The victim’s attorney blamed the department’s negligence for causing his client’s injuries.
“This is a situation where the city had notice of a problem in advance, and they had time to fix it,” said attorney Colin Ray, “but for whatever reason, when they don’t do that, they put the public at risk.”
According to lawsuits obtained by News 5, other cases include:
The department repeatedly failed to detect a leak for three full years, beginning in 2011, eventually leading to $75,000 in damage when the home flooded.
Department crews destroyed underground utility lines in three different incidents – one in 2011, another in 2012 and the third in 2013 – during construction work, causing more than $200,000 in damage.
In 2015, a city employee was driving, struck a car and injured the driver and passenger. The complaint said the employee “failed to adequately ensure he had the right of way and/or failed to yield before exiting.” A settlement was reached for $27,500 total, between two parties.
Cleveland operates the largest water department in the state, and at $1.3 million in payouts since 2014, the utility far exceeds other cities across Ohio.

**MATERIAL SUPPLIED:**
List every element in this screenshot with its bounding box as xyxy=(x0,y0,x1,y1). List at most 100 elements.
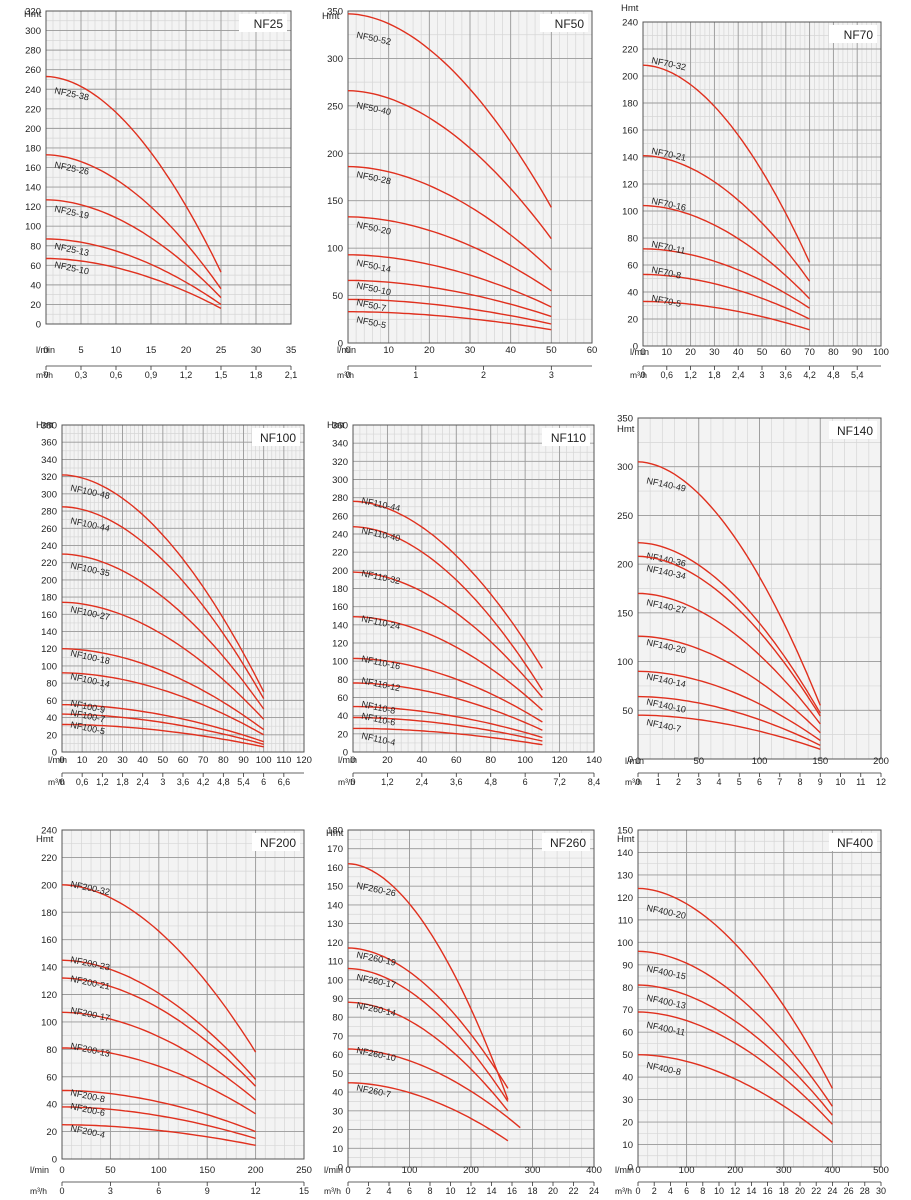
m3h-tick-label: 10 xyxy=(714,1186,724,1196)
curve-nf140-34 xyxy=(637,555,821,717)
y-tick-label: 60 xyxy=(337,693,348,704)
y-tick-label: 360 xyxy=(332,421,348,432)
chart-nf70: 020406080100120140160180200220240Hmtl/mi… xyxy=(621,3,889,380)
curve-nf50-20 xyxy=(347,216,552,292)
y-tick-label: 90 xyxy=(622,960,633,971)
x-axis-unit-lmin: l/min xyxy=(324,1165,343,1175)
m3h-tick-label: 6 xyxy=(757,777,762,787)
m3h-tick-label: 4,2 xyxy=(197,777,210,787)
x-axis-unit-m3h: m³/h xyxy=(324,1186,341,1196)
m3h-tick-label: 6 xyxy=(523,777,528,787)
curve-nf400-20 xyxy=(637,887,834,1089)
x-axis-unit-lmin: l/min xyxy=(337,345,356,355)
x-tick-label: 90 xyxy=(852,347,863,358)
m3h-tick-label: 20 xyxy=(795,1186,805,1196)
curve-nf110-6 xyxy=(353,716,543,742)
curve-nf50-14 xyxy=(348,254,552,308)
m3h-tick-label: 1,2 xyxy=(180,370,193,380)
y-tick-label: 160 xyxy=(41,610,57,621)
curve-nf100-14 xyxy=(61,672,265,736)
m3h-tick-label: 3,6 xyxy=(177,777,190,787)
curve-nf400-13 xyxy=(637,984,833,1116)
m3h-tick-label: 6 xyxy=(156,1186,161,1196)
m3h-tick-label: 7 xyxy=(777,777,782,787)
y-tick-label: 140 xyxy=(622,153,638,164)
x-tick-label: 70 xyxy=(804,347,815,358)
chart-nf100: 0204060801001201401601802002202402602803… xyxy=(36,420,312,787)
y-tick-label: 0 xyxy=(338,339,343,350)
y-tick-label: 130 xyxy=(617,870,633,881)
title-box xyxy=(252,428,300,446)
x-tick-label: 150 xyxy=(812,756,828,767)
m3h-tick-label: 4,8 xyxy=(217,777,230,787)
m3h-tick-label: 3,6 xyxy=(450,777,463,787)
y-tick-label: 40 xyxy=(30,280,41,291)
curve-nf25-38 xyxy=(45,75,222,273)
m3h-tick-label: 0 xyxy=(345,1186,350,1196)
x-tick-label: 20 xyxy=(97,755,108,766)
x-tick-label: 400 xyxy=(824,1165,840,1176)
y-tick-label: 350 xyxy=(327,7,343,18)
plot-frame xyxy=(637,417,882,760)
y-tick-label: 170 xyxy=(327,844,343,855)
chart-nf25: 0204060801001201401601802002202402602803… xyxy=(24,7,297,381)
m3h-tick-label: 0 xyxy=(43,370,48,380)
x-tick-label: 40 xyxy=(137,755,148,766)
y-tick-label: 250 xyxy=(617,511,633,522)
x-tick-label: 110 xyxy=(276,755,291,766)
y-tick-label: 340 xyxy=(332,439,348,450)
m3h-tick-label: 0 xyxy=(350,777,355,787)
y-tick-label: 160 xyxy=(622,126,638,137)
m3h-tick-label: 4,8 xyxy=(484,777,497,787)
x-tick-label: 50 xyxy=(158,755,169,766)
curve-nf50-40 xyxy=(347,90,552,240)
y-tick-label: 40 xyxy=(332,1088,343,1099)
y-tick-label: 100 xyxy=(327,244,343,255)
m3h-tick-label: 24 xyxy=(589,1186,599,1196)
y-tick-label: 40 xyxy=(622,1073,633,1084)
curve-nf400-8 xyxy=(637,1054,833,1143)
y-tick-label: 260 xyxy=(25,65,41,76)
y-axis-label: Hmt xyxy=(322,11,340,22)
curve-nf70-11 xyxy=(642,248,810,309)
m3h-tick-label: 8 xyxy=(797,777,802,787)
x-tick-label: 50 xyxy=(757,347,768,358)
x-axis-unit-lmin: l/min xyxy=(48,755,67,765)
x-tick-label: 200 xyxy=(727,1165,743,1176)
y-tick-label: 10 xyxy=(332,1144,343,1155)
y-tick-label: 70 xyxy=(622,1005,633,1016)
curve-nf400-15 xyxy=(637,950,833,1107)
x-tick-label: 30 xyxy=(709,347,720,358)
x-tick-label: 0 xyxy=(345,1165,350,1176)
m3h-tick-label: 0,3 xyxy=(75,370,88,380)
m3h-tick-label: 0,6 xyxy=(76,777,89,787)
y-tick-label: 120 xyxy=(622,180,638,191)
title-box xyxy=(542,428,590,446)
y-tick-label: 200 xyxy=(332,566,348,577)
m3h-tick-label: 7,2 xyxy=(553,777,566,787)
x-tick-label: 100 xyxy=(752,756,768,767)
y-tick-label: 120 xyxy=(332,639,348,650)
plot-frame xyxy=(61,829,305,1160)
curve-nf25-10 xyxy=(46,257,222,310)
y-tick-label: 80 xyxy=(46,1045,57,1056)
y-tick-label: 240 xyxy=(622,18,638,29)
y-tick-label: 120 xyxy=(617,893,633,904)
y-tick-label: 180 xyxy=(622,99,638,110)
x-tick-label: 80 xyxy=(485,755,496,766)
y-tick-label: 20 xyxy=(627,315,638,326)
curve-nf200-8 xyxy=(62,1089,256,1133)
y-tick-label: 200 xyxy=(41,880,57,891)
m3h-tick-label: 9 xyxy=(205,1186,210,1196)
x-tick-label: 60 xyxy=(451,755,462,766)
y-tick-label: 40 xyxy=(46,713,57,724)
curve-nf100-18 xyxy=(61,648,265,731)
x-tick-label: 70 xyxy=(198,755,209,766)
y-tick-label: 240 xyxy=(41,826,57,837)
y-tick-label: 120 xyxy=(41,644,57,655)
m3h-tick-label: 15 xyxy=(299,1186,309,1196)
m3h-tick-label: 1,5 xyxy=(215,370,228,380)
x-tick-label: 20 xyxy=(685,347,696,358)
y-tick-label: 110 xyxy=(328,957,343,968)
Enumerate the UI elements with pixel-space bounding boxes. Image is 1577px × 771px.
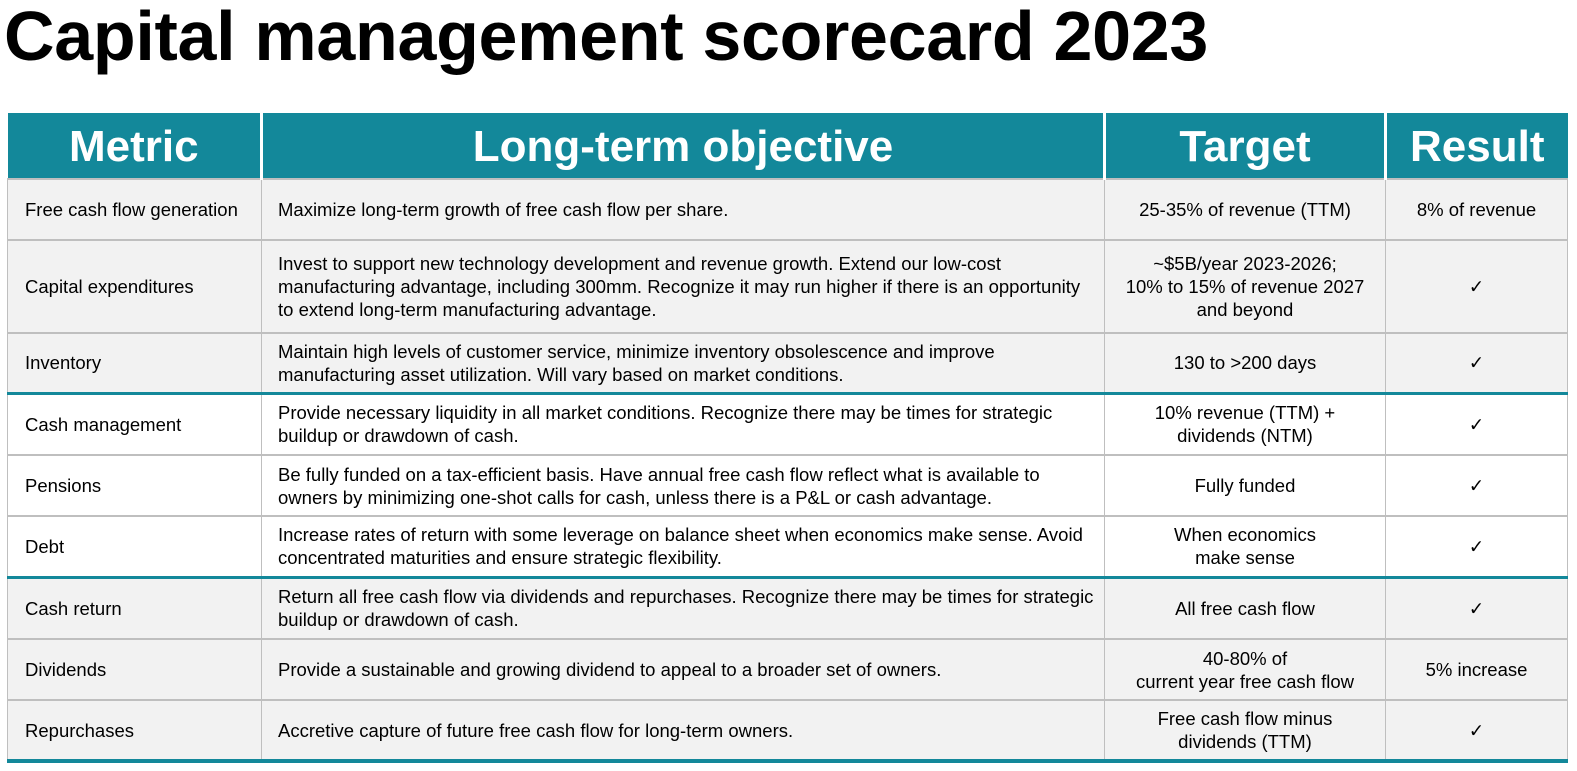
objective-cell: Provide a sustainable and growing divide… bbox=[261, 638, 1105, 701]
target-cell: 40-80% of current year free cash flow bbox=[1104, 638, 1386, 701]
target-cell: 10% revenue (TTM) + dividends (NTM) bbox=[1104, 391, 1386, 456]
objective-cell: Maintain high levels of customer service… bbox=[261, 332, 1105, 394]
header-objective: Long-term objective bbox=[260, 113, 1105, 179]
objective-cell: Accretive capture of future free cash fl… bbox=[261, 699, 1105, 763]
metric-cell: Free cash flow generation bbox=[7, 178, 262, 241]
header-result: Result bbox=[1384, 113, 1568, 179]
table-row: Inventory Maintain high levels of custom… bbox=[7, 332, 1568, 394]
target-cell: When economics make sense bbox=[1104, 515, 1386, 578]
metric-cell: Pensions bbox=[7, 454, 262, 517]
target-cell: All free cash flow bbox=[1104, 575, 1386, 640]
target-cell: 25-35% of revenue (TTM) bbox=[1104, 178, 1386, 241]
objective-cell: Provide necessary liquidity in all marke… bbox=[261, 391, 1105, 456]
header-row: Metric Long-term objective Target Result bbox=[7, 113, 1568, 179]
table-row: Debt Increase rates of return with some … bbox=[7, 515, 1568, 578]
table-row: Free cash flow generation Maximize long-… bbox=[7, 178, 1568, 241]
metric-cell: Cash management bbox=[7, 391, 262, 456]
table-row: Capital expenditures Invest to support n… bbox=[7, 239, 1568, 334]
result-cell: 8% of revenue bbox=[1385, 178, 1568, 241]
metric-cell: Capital expenditures bbox=[7, 239, 262, 334]
target-cell: 130 to >200 days bbox=[1104, 332, 1386, 394]
target-cell: Free cash flow minus dividends (TTM) bbox=[1104, 699, 1386, 763]
table-row: Dividends Provide a sustainable and grow… bbox=[7, 638, 1568, 701]
result-check-icon: ✓ bbox=[1385, 454, 1568, 517]
header-metric: Metric bbox=[7, 113, 262, 179]
header-target: Target bbox=[1103, 113, 1386, 179]
metric-cell: Debt bbox=[7, 515, 262, 578]
objective-cell: Be fully funded on a tax-efficient basis… bbox=[261, 454, 1105, 517]
result-check-icon: ✓ bbox=[1385, 239, 1568, 334]
result-check-icon: ✓ bbox=[1385, 699, 1568, 763]
metric-cell: Repurchases bbox=[7, 699, 262, 763]
table-row: Cash return Return all free cash flow vi… bbox=[7, 575, 1568, 640]
result-check-icon: ✓ bbox=[1385, 391, 1568, 456]
target-cell: Fully funded bbox=[1104, 454, 1386, 517]
objective-cell: Increase rates of return with some lever… bbox=[261, 515, 1105, 578]
objective-cell: Return all free cash flow via dividends … bbox=[261, 575, 1105, 640]
result-check-icon: ✓ bbox=[1385, 515, 1568, 578]
table-row: Pensions Be fully funded on a tax-effici… bbox=[7, 454, 1568, 517]
result-cell: 5% increase bbox=[1385, 638, 1568, 701]
result-check-icon: ✓ bbox=[1385, 332, 1568, 394]
metric-cell: Cash return bbox=[7, 575, 262, 640]
metric-cell: Inventory bbox=[7, 332, 262, 394]
target-cell: ~$5B/year 2023-2026; 10% to 15% of revenu… bbox=[1104, 239, 1386, 334]
metric-cell: Dividends bbox=[7, 638, 262, 701]
page-title: Capital management scorecard 2023 bbox=[4, 0, 1208, 75]
scorecard-table: Metric Long-term objective Target Result… bbox=[7, 113, 1568, 763]
result-check-icon: ✓ bbox=[1385, 575, 1568, 640]
objective-cell: Invest to support new technology develop… bbox=[261, 239, 1105, 334]
objective-cell: Maximize long-term growth of free cash f… bbox=[261, 178, 1105, 241]
table-row: Repurchases Accretive capture of future … bbox=[7, 699, 1568, 763]
table-row: Cash management Provide necessary liquid… bbox=[7, 391, 1568, 456]
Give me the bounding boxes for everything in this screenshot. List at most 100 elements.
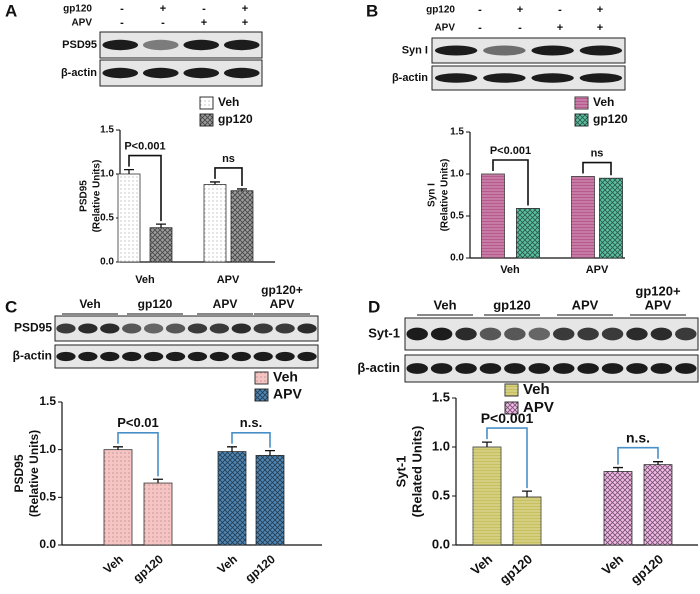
blot-band bbox=[231, 351, 251, 362]
x-tick-label: Veh bbox=[215, 552, 240, 576]
y-tick-label: 1.5 bbox=[39, 394, 56, 408]
y-axis-label: (Relative Units) bbox=[27, 430, 41, 517]
blot-band bbox=[78, 323, 98, 334]
blot-band bbox=[528, 363, 551, 374]
blot-band bbox=[455, 363, 477, 374]
blot-band bbox=[528, 327, 551, 341]
y-axis-label: PSD95 bbox=[12, 454, 26, 492]
panel-letter: B bbox=[366, 1, 378, 20]
error-bar bbox=[613, 466, 623, 472]
significance-bracket bbox=[486, 427, 528, 489]
significance-label: n.s. bbox=[240, 415, 262, 430]
bar-texture bbox=[599, 178, 623, 258]
blot-band bbox=[531, 45, 574, 56]
blot-sign: - bbox=[518, 22, 522, 34]
blot-band-label: Syn I bbox=[402, 44, 428, 56]
y-tick-label: 1.5 bbox=[432, 389, 450, 404]
y-axis-label: (Related Units) bbox=[409, 426, 424, 518]
blot-lane-label: APV bbox=[213, 297, 238, 311]
error-bar bbox=[653, 461, 663, 465]
significance-label: ns bbox=[222, 153, 235, 165]
bar-texture bbox=[513, 496, 541, 545]
y-tick-label: 0.5 bbox=[100, 213, 114, 224]
blot-band bbox=[504, 363, 526, 374]
y-tick-label: 1.5 bbox=[450, 127, 464, 138]
blot-band-label: PSD95 bbox=[62, 39, 97, 51]
blot-row-label: APV bbox=[434, 23, 455, 34]
blot-band bbox=[253, 351, 273, 362]
blot-band bbox=[142, 39, 179, 51]
blot-sign: + bbox=[557, 22, 563, 34]
blot-band bbox=[275, 351, 295, 362]
y-tick-label: 0.0 bbox=[450, 253, 464, 264]
x-tick-label: Veh bbox=[500, 264, 520, 276]
blot-band bbox=[626, 327, 648, 341]
error-bar bbox=[156, 223, 166, 228]
bar-texture bbox=[118, 174, 140, 262]
x-tick-label: gp120 bbox=[497, 551, 535, 587]
legend-texture bbox=[505, 402, 518, 414]
x-tick-label: Veh bbox=[101, 552, 126, 576]
blot-band bbox=[675, 327, 697, 341]
significance-label: P<0.001 bbox=[481, 410, 534, 426]
blot-box bbox=[404, 317, 699, 351]
blot-sign: - bbox=[202, 3, 206, 15]
y-tick-label: 0.0 bbox=[100, 257, 114, 268]
blot-lane-label: gp120+ bbox=[635, 283, 681, 298]
blot-band bbox=[223, 39, 260, 51]
significance-bracket bbox=[492, 159, 529, 206]
blot-band bbox=[56, 351, 76, 362]
error-bar bbox=[124, 168, 134, 174]
blot-band bbox=[455, 327, 477, 341]
y-axis-label: Syn I bbox=[427, 183, 438, 207]
blot-sign: + bbox=[201, 17, 207, 29]
blot-band-label: β-actin bbox=[357, 360, 400, 375]
legend-label: APV bbox=[523, 399, 554, 416]
blot-sign: + bbox=[160, 3, 166, 15]
y-tick-label: 1.0 bbox=[100, 169, 114, 180]
blot-lane-label: Veh bbox=[433, 297, 456, 312]
blot-band bbox=[78, 351, 98, 362]
blot-band bbox=[601, 363, 624, 374]
blot-band bbox=[143, 323, 164, 334]
significance-label: P<0.01 bbox=[117, 415, 159, 430]
blot-row-label: gp120 bbox=[426, 5, 455, 16]
y-tick-label: 1.0 bbox=[432, 438, 450, 453]
blot-band-label: β-actin bbox=[13, 349, 52, 363]
blot-band bbox=[479, 327, 502, 341]
blot-lane-label: APV bbox=[270, 297, 295, 311]
significance-label: P<0.001 bbox=[124, 141, 165, 153]
blot-band bbox=[430, 363, 453, 374]
legend-label: Veh bbox=[273, 369, 298, 385]
x-tick-label: gp120 bbox=[242, 552, 278, 585]
blot-band-label: β-actin bbox=[392, 72, 428, 84]
x-tick-label: Veh bbox=[599, 551, 626, 577]
blot-band bbox=[122, 323, 142, 334]
blot-band bbox=[102, 39, 139, 51]
blot-band-label: Syt-1 bbox=[368, 325, 400, 340]
blot-sign: - bbox=[478, 4, 482, 16]
blot-sign: + bbox=[597, 22, 603, 34]
blot-box bbox=[54, 315, 319, 342]
blot-sign: - bbox=[161, 17, 165, 29]
blot-band bbox=[183, 67, 220, 79]
blot-band bbox=[187, 323, 208, 334]
blot-band bbox=[579, 73, 623, 83]
blot-band bbox=[552, 363, 575, 374]
y-tick-label: 0.5 bbox=[432, 487, 450, 502]
blot-band bbox=[626, 363, 648, 374]
blot-band-label: PSD95 bbox=[14, 321, 52, 335]
error-bar bbox=[522, 490, 532, 497]
blot-sign: + bbox=[517, 4, 523, 16]
y-tick-label: 0.5 bbox=[450, 211, 464, 222]
blot-sign: - bbox=[558, 4, 562, 16]
bar-texture bbox=[644, 464, 672, 545]
x-tick-label: Veh bbox=[135, 274, 155, 286]
panel-letter: D bbox=[368, 297, 380, 316]
blot-band bbox=[275, 323, 295, 334]
error-bar bbox=[237, 188, 247, 191]
bar-texture bbox=[204, 184, 226, 262]
legend-label: Veh bbox=[218, 95, 239, 109]
bar-texture bbox=[516, 208, 540, 258]
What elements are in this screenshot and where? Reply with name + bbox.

**DIRECTIONS:**
(a) In the Cleveland water department report, why does attorney Colin Ray blame the city for his client's injuries? Answer in one to three sentences.
(b) Pick up the Cleveland water department report after its final sentence and write the next few sentences.

**THE REPLIES:**
(a) Ray says the city was aware of the problem ahead of time and had time to fix it. By not doing so, it put the public at risk.

(b)
We found less than $200,000 in payouts by water departments for the following Ohio cities:
Experts in both risk management and civil litigation said municipalities should have well-defined risk management programs to reduce exposure to expensive settlements and payouts.
Vincent Capaldi, president of Bay Oaks Wholesale Brokerage, works with municipalities across the country with risk management and insurance claims. He said cash payouts are just the beginning of how much cities ultimately have to pay as part of a settlement.
“So, if you have a $100,000 award, there might be $500,000 or $600,000 in costs that go with it,” Capaldi said.
He said it’s impossible to eliminate risk, but municipalities can reduce it through training and inspection programs that can be costly, time consuming and stretch manpower.
“To some extent it may be easier to simply handle the claims — settle the claims — than it would be to correct the problem,” Capaldi said.
Andrew Pollis, a law professor at Case Western Reserve University School of Law, emphasized the role of risk management to determine what is causing liability.
“One aspect of risk management is to implement safety measures or other liability-controlling measures that will help reduce the incident of events,” Pollis said.
So how does Cleveland Water reduce risk?
We requested an interview with Cleveland Public Utility Director Robert Davis to learn more.
Davis earns $200,000 a year and is responsible for managing both Cleveland Water and Cleveland Public Power.
We did not receive a response for a week.
We eventually found Davis at City Hall during a recent city council meeting. He declined to explain what, if anything, the department is doing to reduce risk and costly settlements. He instead referred us to his team of public relations and media spokespeople.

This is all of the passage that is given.